- WHAT IS ASKED: Update everything from the line containing "redacted-spoke-name[interactable] [310,320,357,334]" down to the line containing "users-cell: 0 [1317,372,1325,387]" by writing those lines out again with "Log in to" changed to "Sign in to" and nothing else altered.

- Raw records:
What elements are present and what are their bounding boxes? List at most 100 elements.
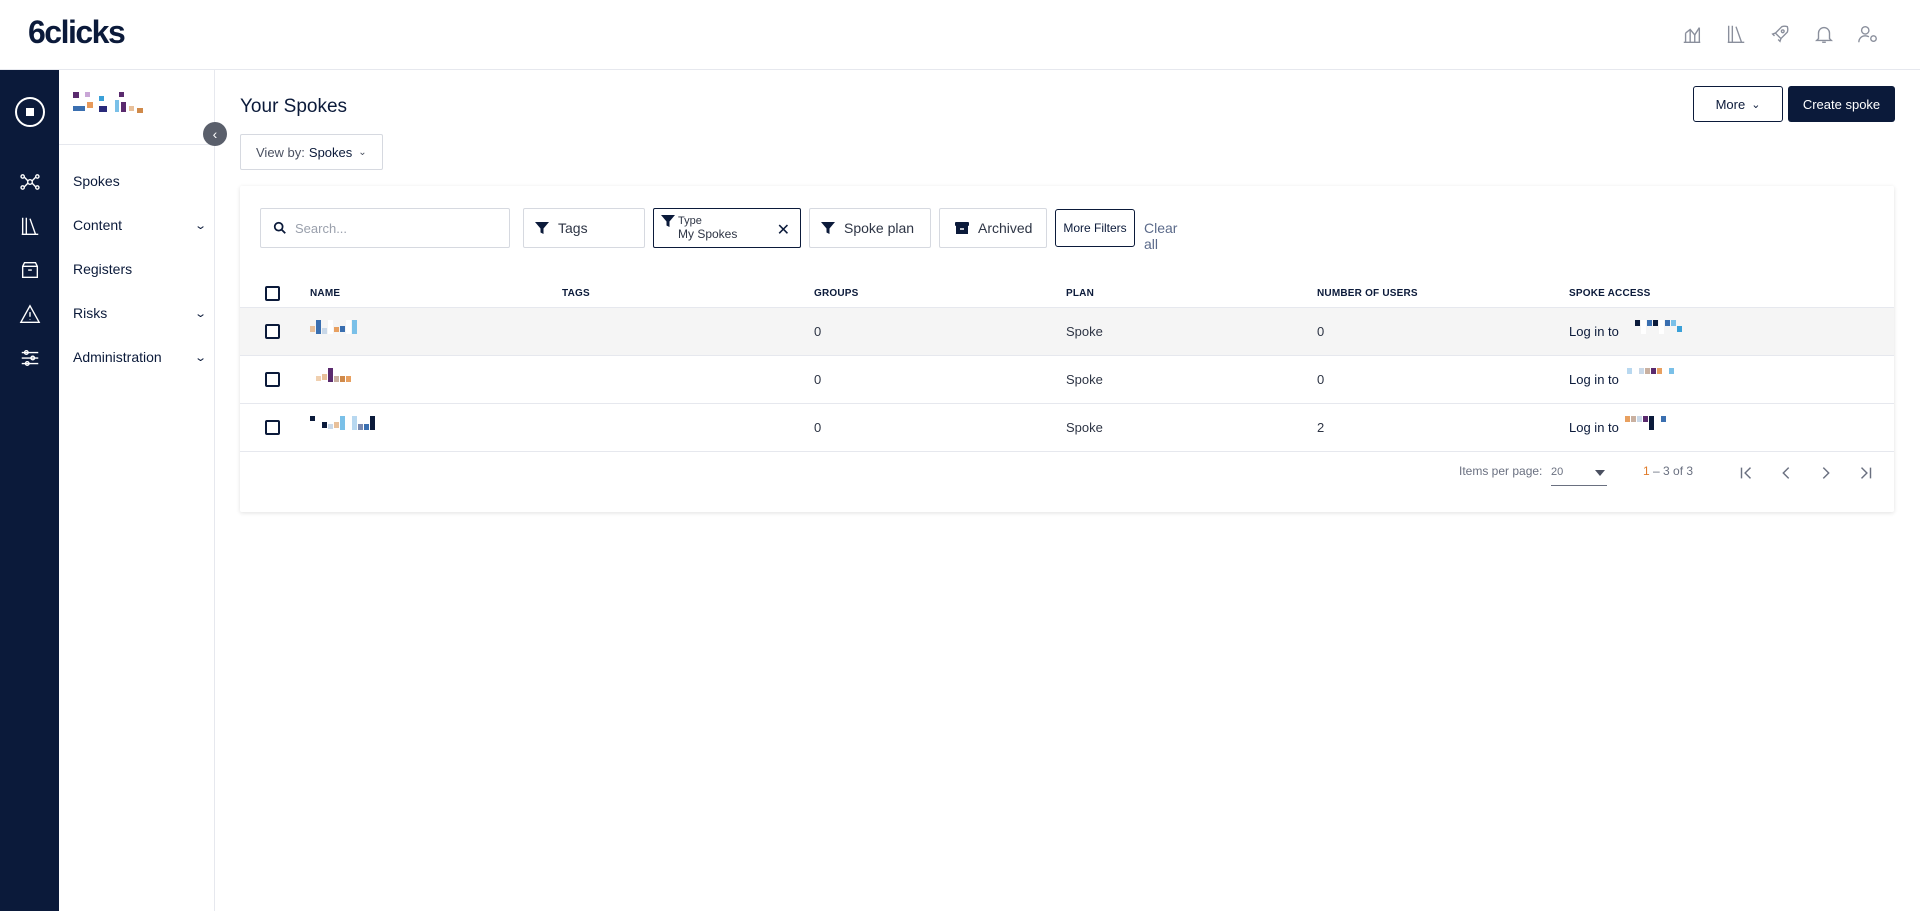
redacted-spoke-name[interactable] [310,320,357,334]
range-start: 1 [1643,464,1650,478]
content-library-icon[interactable] [0,210,59,242]
more-button[interactable]: More ⌄ [1693,86,1783,122]
sidebar-item-spokes[interactable]: Spokes [73,166,205,196]
row-checkbox[interactable] [265,324,280,339]
search-icon [273,221,286,234]
table-row[interactable]: 0 Spoke 2 Log in to [240,404,1894,452]
pagination: Items per page: 20 1 – 3 of 3 [240,454,1894,494]
log-in-link[interactable]: Log in to [1569,372,1619,387]
archived-filter-label: Archived [978,220,1033,236]
users-cell: 0 [1317,324,1325,339]
select-all-checkbox[interactable] [265,286,280,301]
log-in-label: Log in to [1569,372,1619,387]
table-row[interactable]: 0 Spoke 0 Log in to [240,308,1894,356]
chevron-down-icon: ⌄ [1751,98,1761,111]
sidebar-item-label: Registers [73,261,133,277]
page-title: Your Spokes [240,96,348,117]
last-page-icon [1860,467,1872,479]
top-icon-group [1680,20,1880,48]
bell-icon[interactable] [1812,20,1836,48]
column-header-plan[interactable]: PLAN [1066,288,1094,299]
redacted-spoke-target [1635,320,1682,334]
spokes-card: Tags Type My Spokes ✕ Spoke plan Archive… [240,186,1894,512]
rocket-icon[interactable] [1768,20,1792,48]
sidebar-item-risks[interactable]: Risks ⌄ [73,298,207,328]
users-cell: 0 [1317,372,1325,387]
collapse-sidebar-button[interactable]: ‹ [203,122,227,146]
administration-sliders-icon[interactable] [0,342,59,374]
groups-cell: 0 [814,324,822,339]
column-header-tags[interactable]: TAGS [562,288,590,299]
archived-filter[interactable]: Archived [939,208,1047,248]
chevron-down-icon: ⌄ [193,351,207,364]
search-box[interactable] [260,208,510,248]
chevron-left-icon [1782,467,1790,479]
hub-network-icon[interactable] [0,166,59,198]
page-range: 1 – 3 of 3 [1643,464,1693,478]
plan-cell: Spoke [1066,420,1103,435]
row-checkbox[interactable] [265,372,280,387]
log-in-link[interactable]: Log in to [1569,420,1619,435]
view-by-value: Spokes [308,144,353,160]
nav-divider [59,144,215,145]
side-nav: Spokes Content ⌄ Registers Risks ⌄ Admin… [59,70,215,911]
tags-filter[interactable]: Tags [523,208,645,248]
column-header-groups[interactable]: GROUPS [814,288,859,299]
items-per-page-value: 20 [1551,466,1564,478]
spoke-plan-filter[interactable]: Spoke plan [809,208,931,248]
plan-cell: Spoke [1066,324,1103,339]
log-in-label: Log in to [1569,324,1619,339]
redacted-spoke-target [1625,416,1666,430]
view-by-dropdown[interactable]: View by: Spokes ⌄ [240,134,383,170]
search-input[interactable] [295,220,485,236]
tags-filter-label: Tags [558,220,588,236]
clear-all-link[interactable]: Clear all [1144,220,1177,252]
redacted-spoke-name[interactable] [310,368,351,382]
type-filter-label: Type [678,215,702,227]
registers-box-icon[interactable] [0,254,59,286]
create-spoke-button[interactable]: Create spoke [1788,86,1895,122]
sidebar-item-label: Spokes [73,173,120,189]
sidebar-item-registers[interactable]: Registers [73,254,205,284]
app-logo[interactable]: 6clicks [28,14,126,51]
column-header-name[interactable]: NAME [310,288,340,299]
sidebar-item-label: Content [73,217,123,233]
sidebar-item-label: Risks [73,305,108,321]
log-in-link[interactable]: Log in to [1569,324,1619,339]
org-switcher-icon[interactable] [0,90,59,134]
last-page-button[interactable] [1851,458,1881,488]
archive-icon [955,222,969,234]
filter-icon [821,222,835,234]
groups-cell: 0 [814,372,822,387]
filter-icon [535,222,549,234]
first-page-button[interactable] [1731,458,1761,488]
type-filter[interactable]: Type My Spokes ✕ [653,208,801,248]
risk-warning-icon[interactable] [0,298,59,330]
items-per-page-select[interactable]: 20 [1551,460,1607,486]
spoke-plan-filter-label: Spoke plan [844,220,915,236]
top-bar: 6clicks [0,0,1920,70]
close-icon[interactable]: ✕ [777,220,790,240]
sidebar-item-administration[interactable]: Administration ⌄ [73,342,207,372]
column-header-users[interactable]: NUMBER OF USERS [1317,288,1418,299]
redacted-spoke-name[interactable] [310,416,375,430]
library-icon[interactable] [1724,20,1748,48]
sidebar-item-content[interactable]: Content ⌄ [73,210,207,240]
analytics-icon[interactable] [1680,20,1704,48]
table-row[interactable]: 0 Spoke 0 Log in to [240,356,1894,404]
column-header-access[interactable]: SPOKE ACCESS [1569,288,1651,299]
filter-icon [661,215,675,227]
view-by-label: View by: [256,144,305,160]
log-in-label: Log in to [1569,420,1619,435]
chevron-down-icon: ⌄ [193,307,207,320]
icon-rail [0,70,59,911]
groups-cell: 0 [814,420,822,435]
chevron-down-icon: ⌄ [193,219,207,232]
previous-page-button[interactable] [1771,458,1801,488]
more-filters-button[interactable]: More Filters [1055,209,1135,247]
row-checkbox[interactable] [265,420,280,435]
next-page-button[interactable] [1811,458,1841,488]
user-settings-icon[interactable] [1856,20,1880,48]
chevron-down-icon: ⌄ [358,146,367,158]
sidebar-item-label: Administration [73,349,162,365]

- OUTPUT FOR THIS TASK:
redacted-spoke-name[interactable] [310,320,357,334]
range-start: 1 [1643,464,1650,478]
content-library-icon[interactable] [0,210,59,242]
more-button[interactable]: More ⌄ [1693,86,1783,122]
sidebar-item-spokes[interactable]: Spokes [73,166,205,196]
row-checkbox[interactable] [265,324,280,339]
search-icon [273,221,286,234]
table-row[interactable]: 0 Spoke 2 Sign in to [240,404,1894,452]
pagination: Items per page: 20 1 – 3 of 3 [240,454,1894,494]
log-in-link[interactable]: Sign in to [1569,372,1619,387]
archived-filter-label: Archived [978,220,1033,236]
users-cell: 0 [1317,324,1325,339]
select-all-checkbox[interactable] [265,286,280,301]
log-in-label: Sign in to [1569,372,1619,387]
table-row[interactable]: 0 Spoke 0 Sign in to [240,308,1894,356]
chevron-down-icon: ⌄ [1751,98,1761,111]
sidebar-item-label: Registers [73,261,133,277]
page-title: Your Spokes [240,96,348,117]
last-page-icon [1860,467,1872,479]
top-icon-group [1680,20,1880,48]
bell-icon[interactable] [1812,20,1836,48]
column-header-plan[interactable]: PLAN [1066,288,1094,299]
redacted-spoke-target [1635,320,1682,334]
spokes-card: Tags Type My Spokes ✕ Spoke plan Archive… [240,186,1894,512]
rocket-icon[interactable] [1768,20,1792,48]
sidebar-item-risks[interactable]: Risks ⌄ [73,298,207,328]
users-cell: 0 [1317,372,1325,387]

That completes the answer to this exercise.